#### Directions:
Repeat exactly each line of the data provided below.

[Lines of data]
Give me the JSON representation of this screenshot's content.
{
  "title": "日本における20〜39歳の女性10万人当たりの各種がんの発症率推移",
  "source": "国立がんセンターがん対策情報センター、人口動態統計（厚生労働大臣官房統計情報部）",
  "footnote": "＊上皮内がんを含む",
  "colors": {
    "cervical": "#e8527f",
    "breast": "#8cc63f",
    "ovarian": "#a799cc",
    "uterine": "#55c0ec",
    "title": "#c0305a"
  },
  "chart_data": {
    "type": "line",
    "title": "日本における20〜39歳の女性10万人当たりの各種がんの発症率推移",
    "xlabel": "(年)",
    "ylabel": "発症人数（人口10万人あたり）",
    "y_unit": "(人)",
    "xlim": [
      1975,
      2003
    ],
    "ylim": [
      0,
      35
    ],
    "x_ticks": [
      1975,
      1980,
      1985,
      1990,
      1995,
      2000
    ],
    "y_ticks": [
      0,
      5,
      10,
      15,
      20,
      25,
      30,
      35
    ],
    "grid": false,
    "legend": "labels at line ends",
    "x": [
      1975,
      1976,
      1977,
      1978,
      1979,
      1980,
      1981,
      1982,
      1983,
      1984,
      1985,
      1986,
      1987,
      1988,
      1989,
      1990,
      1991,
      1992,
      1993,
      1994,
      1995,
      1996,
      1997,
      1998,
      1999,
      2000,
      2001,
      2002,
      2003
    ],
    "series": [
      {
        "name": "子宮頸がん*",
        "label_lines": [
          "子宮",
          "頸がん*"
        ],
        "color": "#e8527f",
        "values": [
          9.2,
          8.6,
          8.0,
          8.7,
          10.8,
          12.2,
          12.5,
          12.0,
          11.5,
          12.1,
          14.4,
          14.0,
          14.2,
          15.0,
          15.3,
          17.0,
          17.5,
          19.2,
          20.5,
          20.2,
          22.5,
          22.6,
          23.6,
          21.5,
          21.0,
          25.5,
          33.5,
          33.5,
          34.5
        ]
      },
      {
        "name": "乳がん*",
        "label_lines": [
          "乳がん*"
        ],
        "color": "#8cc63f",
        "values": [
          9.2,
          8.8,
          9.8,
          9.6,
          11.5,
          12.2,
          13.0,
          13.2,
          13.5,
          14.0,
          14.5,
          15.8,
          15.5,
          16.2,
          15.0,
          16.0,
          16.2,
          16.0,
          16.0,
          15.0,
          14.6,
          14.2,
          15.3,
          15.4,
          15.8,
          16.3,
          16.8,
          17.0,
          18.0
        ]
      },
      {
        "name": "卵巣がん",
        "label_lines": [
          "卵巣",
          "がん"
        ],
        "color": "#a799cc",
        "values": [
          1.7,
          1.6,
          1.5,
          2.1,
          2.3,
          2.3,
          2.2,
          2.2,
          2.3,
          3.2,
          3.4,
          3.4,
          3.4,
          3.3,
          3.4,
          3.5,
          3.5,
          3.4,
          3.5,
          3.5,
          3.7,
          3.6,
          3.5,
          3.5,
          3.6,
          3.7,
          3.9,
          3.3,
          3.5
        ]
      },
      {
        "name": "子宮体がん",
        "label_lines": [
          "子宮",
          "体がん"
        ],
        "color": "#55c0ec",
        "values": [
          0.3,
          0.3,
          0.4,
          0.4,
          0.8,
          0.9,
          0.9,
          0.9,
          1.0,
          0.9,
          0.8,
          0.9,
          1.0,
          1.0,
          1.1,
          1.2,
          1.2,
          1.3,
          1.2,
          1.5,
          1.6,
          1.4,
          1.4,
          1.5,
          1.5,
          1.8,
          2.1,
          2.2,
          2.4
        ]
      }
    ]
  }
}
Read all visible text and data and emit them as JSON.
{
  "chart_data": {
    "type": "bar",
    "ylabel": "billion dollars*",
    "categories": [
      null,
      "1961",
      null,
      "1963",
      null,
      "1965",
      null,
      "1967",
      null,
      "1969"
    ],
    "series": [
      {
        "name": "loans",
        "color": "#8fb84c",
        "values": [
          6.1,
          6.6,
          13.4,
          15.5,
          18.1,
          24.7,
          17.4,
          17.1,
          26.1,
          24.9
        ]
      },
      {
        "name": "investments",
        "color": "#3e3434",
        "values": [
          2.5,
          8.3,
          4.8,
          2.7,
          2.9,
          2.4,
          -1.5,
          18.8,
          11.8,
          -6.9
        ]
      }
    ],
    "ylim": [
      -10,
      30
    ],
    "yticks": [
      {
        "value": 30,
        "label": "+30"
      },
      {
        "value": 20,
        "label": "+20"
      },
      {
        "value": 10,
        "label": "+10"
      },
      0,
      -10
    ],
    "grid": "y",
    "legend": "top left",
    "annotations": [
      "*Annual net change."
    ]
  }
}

#### Task answer:
Give me the JSON representation of this screenshot's content.
{
  "title": "日本における20〜39歳の女性10万人当たりの各種がんの発症率推移",
  "source": "国立がんセンターがん対策情報センター、人口動態統計（厚生労働大臣官房統計情報部）",
  "footnote": "＊上皮内がんを含む",
  "colors": {
    "cervical": "#e8527f",
    "breast": "#8cc63f",
    "ovarian": "#a799cc",
    "uterine": "#55c0ec",
    "title": "#c0305a"
  },
  "chart_data": {
    "type": "line",
    "title": "日本における20〜39歳の女性10万人当たりの各種がんの発症率推移",
    "xlabel": "(年)",
    "ylabel": "発症人数（人口10万人あたり）",
    "y_unit": "(人)",
    "xlim": [
      1975,
      2003
    ],
    "ylim": [
      0,
      35
    ],
    "x_ticks": [
      1975,
      1980,
      1985,
      1990,
      1995,
      2000
    ],
    "y_ticks": [
      0,
      5,
      10,
      15,
      20,
      25,
      30,
      35
    ],
    "grid": false,
    "legend": "labels at line ends",
    "x": [
      1975,
      1976,
      1977,
      1978,
      1979,
      1980,
      1981,
      1982,
      1983,
      1984,
      1985,
      1986,
      1987,
      1988,
      1989,
      1990,
      1991,
      1992,
      1993,
      1994,
      1995,
      1996,
      1997,
      1998,
      1999,
      2000,
      2001,
      2002,
      2003
    ],
    "series": [
      {
        "name": "子宮頸がん*",
        "label_lines": [
          "子宮",
          "頸がん*"
        ],
        "color": "#e8527f",
        "values": [
          9.2,
          8.6,
          8.0,
          8.7,
          10.8,
          12.2,
          12.5,
          12.0,
          11.5,
          12.1,
          14.4,
          14.0,
          14.2,
          15.0,
          15.3,
          17.0,
          17.5,
          19.2,
          20.5,
          20.2,
          22.5,
          22.6,
          23.6,
          21.5,
          21.0,
          25.5,
          33.5,
          33.5,
          34.5
        ]
      },
      {
        "name": "乳がん*",
        "label_lines": [
          "乳がん*"
        ],
        "color": "#8cc63f",
        "values": [
          9.2,
          8.8,
          9.8,
          9.6,
          11.5,
          12.2,
          13.0,
          13.2,
          13.5,
          14.0,
          14.5,
          15.8,
          15.5,
          16.2,
          15.0,
          16.0,
          16.2,
          16.0,
          16.0,
          15.0,
          14.6,
          14.2,
          15.3,
          15.4,
          15.8,
          16.3,
          16.8,
          17.0,
          18.0
        ]
      },
      {
        "name": "卵巣がん",
        "label_lines": [
          "卵巣",
          "がん"
        ],
        "color": "#a799cc",
        "values": [
          1.7,
          1.6,
          1.5,
          2.1,
          2.3,
          2.3,
          2.2,
          2.2,
          2.3,
          3.2,
          3.4,
          3.4,
          3.4,
          3.3,
          3.4,
          3.5,
          3.5,
          3.4,
          3.5,
          3.5,
          3.7,
          3.6,
          3.5,
          3.5,
          3.6,
          3.7,
          3.9,
          3.3,
          3.5
        ]
      },
      {
        "name": "子宮体がん",
        "label_lines": [
          "子宮",
          "体がん"
        ],
        "color": "#55c0ec",
        "values": [
          0.3,
          0.3,
          0.4,
          0.4,
          0.8,
          0.9,
          0.9,
          0.9,
          1.0,
          0.9,
          0.8,
          0.9,
          1.0,
          1.0,
          1.1,
          1.2,
          1.2,
          1.3,
          1.2,
          1.5,
          1.6,
          1.4,
          1.4,
          1.5,
          1.5,
          1.8,
          2.1,
          2.2,
          2.4
        ]
      }
    ]
  }
}
Read all visible text and data and emit them as JSON.
{
  "chart_data": {
    "type": "bar",
    "ylabel": "billion dollars*",
    "categories": [
      null,
      "1961",
      null,
      "1963",
      null,
      "1965",
      null,
      "1967",
      null,
      "1969"
    ],
    "series": [
      {
        "name": "loans",
        "color": "#8fb84c",
        "values": [
          6.1,
          6.6,
          13.4,
          15.5,
          18.1,
          24.7,
          17.4,
          17.1,
          26.1,
          24.9
        ]
      },
      {
        "name": "investments",
        "color": "#3e3434",
        "values": [
          2.5,
          8.3,
          4.8,
          2.7,
          2.9,
          2.4,
          -1.5,
          18.8,
          11.8,
          -6.9
        ]
      }
    ],
    "ylim": [
      -10,
      30
    ],
    "yticks": [
      {
        "value": 30,
        "label": "+30"
      },
      {
        "value": 20,
        "label": "+20"
      },
      {
        "value": 10,
        "label": "+10"
      },
      0,
      -10
    ],
    "grid": "y",
    "legend": "top left",
    "annotations": [
      "*Annual net change."
    ]
  }
}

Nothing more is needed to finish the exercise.